**Your objective**
Records follow. Copy every line with "label".

********************

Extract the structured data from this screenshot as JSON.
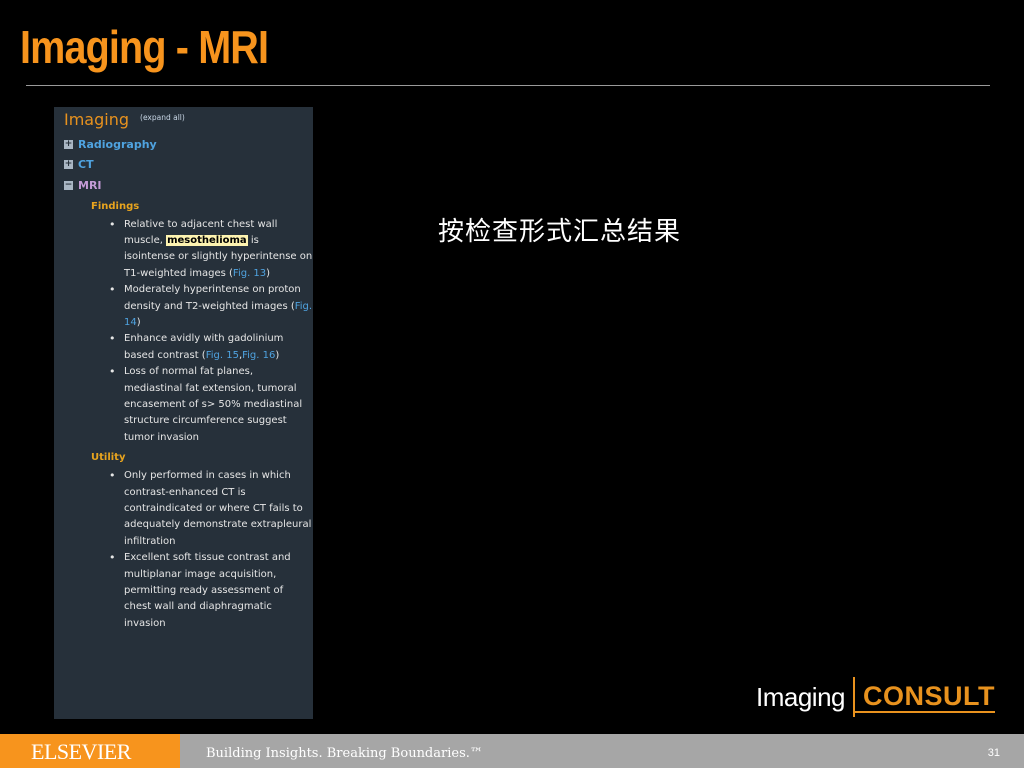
{
  "slide": {
    "title": "Imaging - MRI",
    "body_text": "按检查形式汇总结果",
    "page_number": "31"
  },
  "panel": {
    "title": "Imaging",
    "expand_all": "(expand all)",
    "tree": [
      {
        "toggle": "+",
        "label": "Radiography"
      },
      {
        "toggle": "+",
        "label": "CT"
      },
      {
        "toggle": "−",
        "label": "MRI"
      }
    ],
    "findings": {
      "heading": "Findings",
      "items": [
        {
          "pre": "Relative to adjacent chest wall muscle, ",
          "highlight": "mesothelioma",
          "post": " is isointense or slightly hyperintense on T1-weighted images (",
          "links": [
            "Fig. 13"
          ],
          "end": ")"
        },
        {
          "pre": "Moderately hyperintense on proton density and T2-weighted images (",
          "links": [
            "Fig. 14"
          ],
          "end": ")"
        },
        {
          "pre": "Enhance avidly with gadolinium based contrast (",
          "links": [
            "Fig. 15",
            "Fig. 16"
          ],
          "end": ")"
        },
        {
          "pre": "Loss of normal fat planes, mediastinal fat extension, tumoral encasement of s> 50% mediastinal structure circumference suggest tumor invasion"
        }
      ]
    },
    "utility": {
      "heading": "Utility",
      "items": [
        "Only performed in cases in which contrast-enhanced CT is contraindicated or where CT fails to adequately demonstrate extrapleural infiltration",
        "Excellent soft tissue contrast and multiplanar image acquisition, permitting ready assessment of chest wall and diaphragmatic invasion"
      ]
    }
  },
  "logo": {
    "part1": "Imaging",
    "part2": "CONSULT"
  },
  "footer": {
    "brand": "ELSEVIER",
    "tagline": "Building Insights. Breaking Boundaries.™"
  },
  "colors": {
    "accent_orange": "#f7941d",
    "panel_bg": "#26303a",
    "link_blue": "#4fa3e0",
    "mri_purple": "#c49bd6",
    "footer_gray": "#a6a6a6"
  }
}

********************

**Exercise answer**
        "label": "Radiography"
        "label": "CT"
        "label": "MRI"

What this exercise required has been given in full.